◆ PROVIDED DATA:
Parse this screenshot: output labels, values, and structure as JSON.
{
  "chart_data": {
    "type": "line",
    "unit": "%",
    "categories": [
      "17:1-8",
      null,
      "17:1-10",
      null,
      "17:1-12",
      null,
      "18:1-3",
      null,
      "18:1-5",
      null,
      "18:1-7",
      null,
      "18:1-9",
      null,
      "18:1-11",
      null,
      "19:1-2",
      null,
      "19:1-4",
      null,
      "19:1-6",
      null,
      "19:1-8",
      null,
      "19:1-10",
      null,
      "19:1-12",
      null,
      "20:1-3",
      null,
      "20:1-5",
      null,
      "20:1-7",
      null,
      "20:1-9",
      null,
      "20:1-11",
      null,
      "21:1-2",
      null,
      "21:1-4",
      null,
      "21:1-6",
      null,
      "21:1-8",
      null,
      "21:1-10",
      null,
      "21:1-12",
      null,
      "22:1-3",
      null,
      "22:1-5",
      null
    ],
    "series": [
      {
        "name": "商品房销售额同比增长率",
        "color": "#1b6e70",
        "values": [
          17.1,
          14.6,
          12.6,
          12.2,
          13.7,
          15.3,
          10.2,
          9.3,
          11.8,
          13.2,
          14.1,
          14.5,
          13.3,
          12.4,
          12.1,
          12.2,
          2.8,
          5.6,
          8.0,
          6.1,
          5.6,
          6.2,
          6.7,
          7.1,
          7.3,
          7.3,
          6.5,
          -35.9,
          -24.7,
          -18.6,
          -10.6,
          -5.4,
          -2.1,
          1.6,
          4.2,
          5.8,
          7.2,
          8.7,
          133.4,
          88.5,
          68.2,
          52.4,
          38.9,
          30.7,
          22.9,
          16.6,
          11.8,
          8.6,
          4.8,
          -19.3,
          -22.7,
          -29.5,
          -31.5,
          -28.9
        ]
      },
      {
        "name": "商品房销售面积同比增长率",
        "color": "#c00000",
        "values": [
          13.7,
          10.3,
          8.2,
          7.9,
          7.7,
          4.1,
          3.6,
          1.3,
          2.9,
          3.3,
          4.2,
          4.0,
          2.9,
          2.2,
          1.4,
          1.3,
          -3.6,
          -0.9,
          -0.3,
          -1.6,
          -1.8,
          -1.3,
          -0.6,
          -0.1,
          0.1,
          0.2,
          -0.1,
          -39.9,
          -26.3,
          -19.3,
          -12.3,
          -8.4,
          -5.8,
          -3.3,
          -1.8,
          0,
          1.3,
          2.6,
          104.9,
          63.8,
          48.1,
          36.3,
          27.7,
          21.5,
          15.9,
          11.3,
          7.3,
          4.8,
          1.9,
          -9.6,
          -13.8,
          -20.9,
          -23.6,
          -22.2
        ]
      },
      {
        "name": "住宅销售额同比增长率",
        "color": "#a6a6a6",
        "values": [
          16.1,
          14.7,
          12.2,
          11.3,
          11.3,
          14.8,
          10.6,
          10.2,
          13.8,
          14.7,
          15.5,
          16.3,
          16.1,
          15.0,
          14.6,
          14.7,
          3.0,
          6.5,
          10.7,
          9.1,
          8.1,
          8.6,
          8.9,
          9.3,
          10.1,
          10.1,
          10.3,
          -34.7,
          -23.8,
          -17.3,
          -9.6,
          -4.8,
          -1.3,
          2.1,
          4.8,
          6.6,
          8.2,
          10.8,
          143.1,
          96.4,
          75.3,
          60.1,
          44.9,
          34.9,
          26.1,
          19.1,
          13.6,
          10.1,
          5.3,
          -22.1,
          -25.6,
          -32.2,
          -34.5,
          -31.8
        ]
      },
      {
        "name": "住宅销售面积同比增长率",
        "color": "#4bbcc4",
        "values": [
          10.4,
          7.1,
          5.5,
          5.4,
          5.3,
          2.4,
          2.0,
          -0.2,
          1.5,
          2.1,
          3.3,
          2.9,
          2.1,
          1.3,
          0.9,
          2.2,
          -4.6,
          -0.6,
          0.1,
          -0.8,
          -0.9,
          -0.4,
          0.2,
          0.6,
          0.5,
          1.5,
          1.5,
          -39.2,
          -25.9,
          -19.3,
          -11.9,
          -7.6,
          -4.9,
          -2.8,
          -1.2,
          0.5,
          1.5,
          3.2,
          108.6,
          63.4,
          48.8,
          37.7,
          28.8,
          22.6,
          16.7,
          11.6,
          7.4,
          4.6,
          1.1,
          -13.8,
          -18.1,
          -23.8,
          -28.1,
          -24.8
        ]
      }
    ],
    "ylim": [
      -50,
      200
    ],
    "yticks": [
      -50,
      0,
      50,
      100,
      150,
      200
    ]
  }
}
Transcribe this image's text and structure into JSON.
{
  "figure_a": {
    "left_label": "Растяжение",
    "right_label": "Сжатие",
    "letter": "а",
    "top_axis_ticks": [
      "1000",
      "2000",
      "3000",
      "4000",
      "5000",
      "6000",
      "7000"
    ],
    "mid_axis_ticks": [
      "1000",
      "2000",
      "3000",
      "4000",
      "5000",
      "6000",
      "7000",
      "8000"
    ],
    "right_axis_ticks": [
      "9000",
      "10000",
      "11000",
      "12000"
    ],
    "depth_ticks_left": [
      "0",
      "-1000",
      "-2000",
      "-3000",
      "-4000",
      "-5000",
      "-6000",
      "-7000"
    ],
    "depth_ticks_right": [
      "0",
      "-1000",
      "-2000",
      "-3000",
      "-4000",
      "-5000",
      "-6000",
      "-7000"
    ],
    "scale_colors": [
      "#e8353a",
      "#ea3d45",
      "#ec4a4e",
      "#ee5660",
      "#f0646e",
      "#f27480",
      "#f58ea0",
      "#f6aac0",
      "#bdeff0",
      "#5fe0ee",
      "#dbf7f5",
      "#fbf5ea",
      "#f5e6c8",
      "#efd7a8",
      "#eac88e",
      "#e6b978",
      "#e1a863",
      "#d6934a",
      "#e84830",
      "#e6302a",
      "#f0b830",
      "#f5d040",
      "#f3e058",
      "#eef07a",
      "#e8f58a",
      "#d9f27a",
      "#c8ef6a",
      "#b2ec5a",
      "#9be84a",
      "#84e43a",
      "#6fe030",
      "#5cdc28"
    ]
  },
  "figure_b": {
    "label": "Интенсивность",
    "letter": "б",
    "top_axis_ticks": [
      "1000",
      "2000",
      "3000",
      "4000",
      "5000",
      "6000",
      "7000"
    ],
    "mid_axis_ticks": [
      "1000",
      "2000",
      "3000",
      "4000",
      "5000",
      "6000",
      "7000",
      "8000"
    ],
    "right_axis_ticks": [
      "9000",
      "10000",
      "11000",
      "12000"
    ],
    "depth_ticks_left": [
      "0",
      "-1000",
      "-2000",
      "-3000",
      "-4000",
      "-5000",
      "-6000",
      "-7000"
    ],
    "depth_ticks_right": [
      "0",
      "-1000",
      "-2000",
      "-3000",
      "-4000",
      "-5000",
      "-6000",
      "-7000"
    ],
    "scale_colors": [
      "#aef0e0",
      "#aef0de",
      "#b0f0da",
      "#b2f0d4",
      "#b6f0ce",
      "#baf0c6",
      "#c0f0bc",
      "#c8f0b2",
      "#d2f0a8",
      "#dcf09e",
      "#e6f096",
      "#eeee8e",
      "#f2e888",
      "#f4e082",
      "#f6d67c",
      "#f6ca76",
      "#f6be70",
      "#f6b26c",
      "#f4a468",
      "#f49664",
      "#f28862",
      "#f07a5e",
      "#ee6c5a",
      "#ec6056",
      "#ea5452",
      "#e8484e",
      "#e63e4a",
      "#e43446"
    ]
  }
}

◆ AIM OF THE EXERCISE: Repeat the whole listing exactly, keeping every line intact.

◆ TASK OUTPUT:
Parse this screenshot: output labels, values, and structure as JSON.
{
  "chart_data": {
    "type": "line",
    "unit": "%",
    "categories": [
      "17:1-8",
      null,
      "17:1-10",
      null,
      "17:1-12",
      null,
      "18:1-3",
      null,
      "18:1-5",
      null,
      "18:1-7",
      null,
      "18:1-9",
      null,
      "18:1-11",
      null,
      "19:1-2",
      null,
      "19:1-4",
      null,
      "19:1-6",
      null,
      "19:1-8",
      null,
      "19:1-10",
      null,
      "19:1-12",
      null,
      "20:1-3",
      null,
      "20:1-5",
      null,
      "20:1-7",
      null,
      "20:1-9",
      null,
      "20:1-11",
      null,
      "21:1-2",
      null,
      "21:1-4",
      null,
      "21:1-6",
      null,
      "21:1-8",
      null,
      "21:1-10",
      null,
      "21:1-12",
      null,
      "22:1-3",
      null,
      "22:1-5",
      null
    ],
    "series": [
      {
        "name": "商品房销售额同比增长率",
        "color": "#1b6e70",
        "values": [
          17.1,
          14.6,
          12.6,
          12.2,
          13.7,
          15.3,
          10.2,
          9.3,
          11.8,
          13.2,
          14.1,
          14.5,
          13.3,
          12.4,
          12.1,
          12.2,
          2.8,
          5.6,
          8.0,
          6.1,
          5.6,
          6.2,
          6.7,
          7.1,
          7.3,
          7.3,
          6.5,
          -35.9,
          -24.7,
          -18.6,
          -10.6,
          -5.4,
          -2.1,
          1.6,
          4.2,
          5.8,
          7.2,
          8.7,
          133.4,
          88.5,
          68.2,
          52.4,
          38.9,
          30.7,
          22.9,
          16.6,
          11.8,
          8.6,
          4.8,
          -19.3,
          -22.7,
          -29.5,
          -31.5,
          -28.9
        ]
      },
      {
        "name": "商品房销售面积同比增长率",
        "color": "#c00000",
        "values": [
          13.7,
          10.3,
          8.2,
          7.9,
          7.7,
          4.1,
          3.6,
          1.3,
          2.9,
          3.3,
          4.2,
          4.0,
          2.9,
          2.2,
          1.4,
          1.3,
          -3.6,
          -0.9,
          -0.3,
          -1.6,
          -1.8,
          -1.3,
          -0.6,
          -0.1,
          0.1,
          0.2,
          -0.1,
          -39.9,
          -26.3,
          -19.3,
          -12.3,
          -8.4,
          -5.8,
          -3.3,
          -1.8,
          0,
          1.3,
          2.6,
          104.9,
          63.8,
          48.1,
          36.3,
          27.7,
          21.5,
          15.9,
          11.3,
          7.3,
          4.8,
          1.9,
          -9.6,
          -13.8,
          -20.9,
          -23.6,
          -22.2
        ]
      },
      {
        "name": "住宅销售额同比增长率",
        "color": "#a6a6a6",
        "values": [
          16.1,
          14.7,
          12.2,
          11.3,
          11.3,
          14.8,
          10.6,
          10.2,
          13.8,
          14.7,
          15.5,
          16.3,
          16.1,
          15.0,
          14.6,
          14.7,
          3.0,
          6.5,
          10.7,
          9.1,
          8.1,
          8.6,
          8.9,
          9.3,
          10.1,
          10.1,
          10.3,
          -34.7,
          -23.8,
          -17.3,
          -9.6,
          -4.8,
          -1.3,
          2.1,
          4.8,
          6.6,
          8.2,
          10.8,
          143.1,
          96.4,
          75.3,
          60.1,
          44.9,
          34.9,
          26.1,
          19.1,
          13.6,
          10.1,
          5.3,
          -22.1,
          -25.6,
          -32.2,
          -34.5,
          -31.8
        ]
      },
      {
        "name": "住宅销售面积同比增长率",
        "color": "#4bbcc4",
        "values": [
          10.4,
          7.1,
          5.5,
          5.4,
          5.3,
          2.4,
          2.0,
          -0.2,
          1.5,
          2.1,
          3.3,
          2.9,
          2.1,
          1.3,
          0.9,
          2.2,
          -4.6,
          -0.6,
          0.1,
          -0.8,
          -0.9,
          -0.4,
          0.2,
          0.6,
          0.5,
          1.5,
          1.5,
          -39.2,
          -25.9,
          -19.3,
          -11.9,
          -7.6,
          -4.9,
          -2.8,
          -1.2,
          0.5,
          1.5,
          3.2,
          108.6,
          63.4,
          48.8,
          37.7,
          28.8,
          22.6,
          16.7,
          11.6,
          7.4,
          4.6,
          1.1,
          -13.8,
          -18.1,
          -23.8,
          -28.1,
          -24.8
        ]
      }
    ],
    "ylim": [
      -50,
      200
    ],
    "yticks": [
      -50,
      0,
      50,
      100,
      150,
      200
    ]
  }
}
Transcribe this image's text and structure into JSON.
{
  "figure_a": {
    "left_label": "Растяжение",
    "right_label": "Сжатие",
    "letter": "а",
    "top_axis_ticks": [
      "1000",
      "2000",
      "3000",
      "4000",
      "5000",
      "6000",
      "7000"
    ],
    "mid_axis_ticks": [
      "1000",
      "2000",
      "3000",
      "4000",
      "5000",
      "6000",
      "7000",
      "8000"
    ],
    "right_axis_ticks": [
      "9000",
      "10000",
      "11000",
      "12000"
    ],
    "depth_ticks_left": [
      "0",
      "-1000",
      "-2000",
      "-3000",
      "-4000",
      "-5000",
      "-6000",
      "-7000"
    ],
    "depth_ticks_right": [
      "0",
      "-1000",
      "-2000",
      "-3000",
      "-4000",
      "-5000",
      "-6000",
      "-7000"
    ],
    "scale_colors": [
      "#e8353a",
      "#ea3d45",
      "#ec4a4e",
      "#ee5660",
      "#f0646e",
      "#f27480",
      "#f58ea0",
      "#f6aac0",
      "#bdeff0",
      "#5fe0ee",
      "#dbf7f5",
      "#fbf5ea",
      "#f5e6c8",
      "#efd7a8",
      "#eac88e",
      "#e6b978",
      "#e1a863",
      "#d6934a",
      "#e84830",
      "#e6302a",
      "#f0b830",
      "#f5d040",
      "#f3e058",
      "#eef07a",
      "#e8f58a",
      "#d9f27a",
      "#c8ef6a",
      "#b2ec5a",
      "#9be84a",
      "#84e43a",
      "#6fe030",
      "#5cdc28"
    ]
  },
  "figure_b": {
    "label": "Интенсивность",
    "letter": "б",
    "top_axis_ticks": [
      "1000",
      "2000",
      "3000",
      "4000",
      "5000",
      "6000",
      "7000"
    ],
    "mid_axis_ticks": [
      "1000",
      "2000",
      "3000",
      "4000",
      "5000",
      "6000",
      "7000",
      "8000"
    ],
    "right_axis_ticks": [
      "9000",
      "10000",
      "11000",
      "12000"
    ],
    "depth_ticks_left": [
      "0",
      "-1000",
      "-2000",
      "-3000",
      "-4000",
      "-5000",
      "-6000",
      "-7000"
    ],
    "depth_ticks_right": [
      "0",
      "-1000",
      "-2000",
      "-3000",
      "-4000",
      "-5000",
      "-6000",
      "-7000"
    ],
    "scale_colors": [
      "#aef0e0",
      "#aef0de",
      "#b0f0da",
      "#b2f0d4",
      "#b6f0ce",
      "#baf0c6",
      "#c0f0bc",
      "#c8f0b2",
      "#d2f0a8",
      "#dcf09e",
      "#e6f096",
      "#eeee8e",
      "#f2e888",
      "#f4e082",
      "#f6d67c",
      "#f6ca76",
      "#f6be70",
      "#f6b26c",
      "#f4a468",
      "#f49664",
      "#f28862",
      "#f07a5e",
      "#ee6c5a",
      "#ec6056",
      "#ea5452",
      "#e8484e",
      "#e63e4a",
      "#e43446"
    ]
  }
}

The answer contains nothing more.